▸ ЧТО НУЖНО СДЕЛАТЬ
a - В каком городе, согласно тексту о Гете, он родился?
b - Перепишите дословно часть текста о Гете: всё от слов «Вольфганг сочинял стихи» и ниже, вплоть до слов «на всю жизнь.».

Текст: Арсений Замостьянов, заместитель главного редактора журнала «Историк»
Он родился во Франкфурте-на-Майне, в семье юриста-лютеранина, изрядного библиофила и рьяного поклонника прусского короля Фридриха Великого. Представьте, род Гете не был дворянским: они проживали состояние деда-трактирщика. К более знатной фамилии относилась мать поэта, Катарина Элизабет. Ее отец – городской судья – напротив, терпеть не мог пруссаков и сочувствовал Австрийской империи. Вольфганг посещал его каждое воскресенье – как старший внук и крестник – и вынужден был слушать бранные слова по адресу Фридриха, которого считал героем и мудрецом. Это – первый конфликт, который запомнился будущему поэту. Он уже тогда понимал, что в мире не всегда существует единственная истина. Прислушивался и к отцу, и к дяде.
«Буря и натиск»
Вольфганг сочинял стихи с юности. Не сразу они получались совершенными, но представление о совершенстве жило в его душе с ранних лет. Ведь он целые дни проводил в отцовской библиотеке. Там, среди старинных фолиантов, наткнулся и на легенду о докторе Фаусте, которая впечатлила его на всю жизнь.
Гете долгие годы одновременно был и ученым, и поэтом. И немного бунтарем, хотя – очень деликатным. Гете стал юристом, защитил диссертацию о взаимоотношении государства и церкви, которая возмутила клириков. А кроме того – занимался геологией, ботаникой, анатомией, политикой. Конечно, поэзия всё затмила. И все-таки именно Гете принадлежит открытие межчелюстной кости у человека. Недаром его считают универсальным гением. И он гордился тем, что познал законы природы не только с литературного ракурса.
Группа поэтов, которых сплотил вкруг себя Гете, вошла в историю литературы под наименованием «Буря и натиск». Их называли штюрмерами, буянами. Казалось бы, великому созерцателю Гете не подходит столь боевитое кредо. Много лет спустя в «Фаусте» он скажет устами своего героя: «Лишь тот достоин жизни и свободы, // Кто каждый день идёт за них на бой!». Но это произносит обманутый Мефистофелем доктор, а для самого Гете (в том числе раннего) характерны совсем другие настроения:
- Горные вершины
- Спят во тьме ночной;
- Тихие долины
- Полны свежей мглой;
- Не пылит дорога,
- Не дрожат листы...
- Подожди немного,
- Отдохнешь и ты.

▸ ИСХОДНЫЕ ДАННЫЕ
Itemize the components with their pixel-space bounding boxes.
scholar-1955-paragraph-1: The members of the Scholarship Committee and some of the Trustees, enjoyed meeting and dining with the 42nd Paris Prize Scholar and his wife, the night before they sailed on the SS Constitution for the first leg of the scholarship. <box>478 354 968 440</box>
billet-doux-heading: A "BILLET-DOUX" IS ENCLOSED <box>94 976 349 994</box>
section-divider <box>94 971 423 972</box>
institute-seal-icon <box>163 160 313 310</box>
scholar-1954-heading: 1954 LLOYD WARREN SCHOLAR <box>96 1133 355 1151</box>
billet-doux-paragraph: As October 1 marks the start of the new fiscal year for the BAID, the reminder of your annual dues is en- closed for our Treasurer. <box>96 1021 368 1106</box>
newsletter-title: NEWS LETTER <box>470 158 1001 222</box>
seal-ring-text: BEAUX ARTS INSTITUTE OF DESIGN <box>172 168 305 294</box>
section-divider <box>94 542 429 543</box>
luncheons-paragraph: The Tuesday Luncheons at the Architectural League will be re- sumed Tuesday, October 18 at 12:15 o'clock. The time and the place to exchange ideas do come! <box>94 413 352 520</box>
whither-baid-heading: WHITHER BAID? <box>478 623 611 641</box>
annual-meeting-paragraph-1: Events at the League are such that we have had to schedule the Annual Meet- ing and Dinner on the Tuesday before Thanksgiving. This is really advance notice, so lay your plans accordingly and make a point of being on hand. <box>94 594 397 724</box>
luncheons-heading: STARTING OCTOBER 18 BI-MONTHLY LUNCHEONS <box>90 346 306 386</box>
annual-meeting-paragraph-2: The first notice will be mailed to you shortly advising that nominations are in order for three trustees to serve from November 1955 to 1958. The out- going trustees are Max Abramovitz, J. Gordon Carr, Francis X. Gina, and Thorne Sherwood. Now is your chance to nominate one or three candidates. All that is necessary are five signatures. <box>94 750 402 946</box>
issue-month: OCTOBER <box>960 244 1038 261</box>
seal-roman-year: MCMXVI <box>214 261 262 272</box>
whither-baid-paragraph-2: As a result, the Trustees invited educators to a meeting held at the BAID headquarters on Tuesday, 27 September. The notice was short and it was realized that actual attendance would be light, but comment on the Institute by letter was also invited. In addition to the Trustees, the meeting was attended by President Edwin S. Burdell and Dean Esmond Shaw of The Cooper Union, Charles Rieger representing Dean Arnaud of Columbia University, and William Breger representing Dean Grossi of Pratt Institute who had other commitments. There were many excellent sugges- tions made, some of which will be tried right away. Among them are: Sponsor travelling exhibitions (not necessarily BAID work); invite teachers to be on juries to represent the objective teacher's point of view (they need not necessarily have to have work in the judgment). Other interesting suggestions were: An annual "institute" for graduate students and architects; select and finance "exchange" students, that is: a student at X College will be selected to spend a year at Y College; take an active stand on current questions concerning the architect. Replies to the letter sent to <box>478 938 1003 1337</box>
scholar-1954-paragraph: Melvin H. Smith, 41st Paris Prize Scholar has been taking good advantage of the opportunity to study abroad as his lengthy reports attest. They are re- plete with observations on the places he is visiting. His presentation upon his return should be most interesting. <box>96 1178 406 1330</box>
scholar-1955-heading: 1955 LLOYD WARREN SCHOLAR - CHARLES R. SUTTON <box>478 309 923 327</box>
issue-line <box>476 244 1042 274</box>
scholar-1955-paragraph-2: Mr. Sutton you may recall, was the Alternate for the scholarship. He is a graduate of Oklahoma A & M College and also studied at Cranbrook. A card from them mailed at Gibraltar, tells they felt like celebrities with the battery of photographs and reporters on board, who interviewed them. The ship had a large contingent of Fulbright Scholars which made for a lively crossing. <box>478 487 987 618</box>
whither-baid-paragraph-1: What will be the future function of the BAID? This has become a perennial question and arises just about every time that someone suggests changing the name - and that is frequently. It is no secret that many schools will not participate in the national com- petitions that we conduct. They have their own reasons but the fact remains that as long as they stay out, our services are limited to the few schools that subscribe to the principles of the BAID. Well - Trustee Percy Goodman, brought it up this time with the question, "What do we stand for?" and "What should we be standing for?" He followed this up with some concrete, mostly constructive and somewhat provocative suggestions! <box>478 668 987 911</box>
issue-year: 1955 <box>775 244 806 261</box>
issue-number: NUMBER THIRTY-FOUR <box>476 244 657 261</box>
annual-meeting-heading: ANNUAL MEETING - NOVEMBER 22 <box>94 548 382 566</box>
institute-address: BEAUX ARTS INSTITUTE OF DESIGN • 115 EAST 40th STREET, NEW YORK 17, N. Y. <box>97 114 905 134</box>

▸ РЕЗУЛЬТАТЫ ЗАДАНИЙ
a - Во Франкфурте-на-Майне.

b -
Вольфганг сочинял стихи с юности. Не сразу они получались совершенными, но представление о совершенстве жило в его душе с ранних лет. Ведь он целые дни проводил в отцовской библиотеке. Там, среди старинных фолиантов, наткнулся и на легенду о докторе Фаусте, которая впечатлила его на всю жизнь.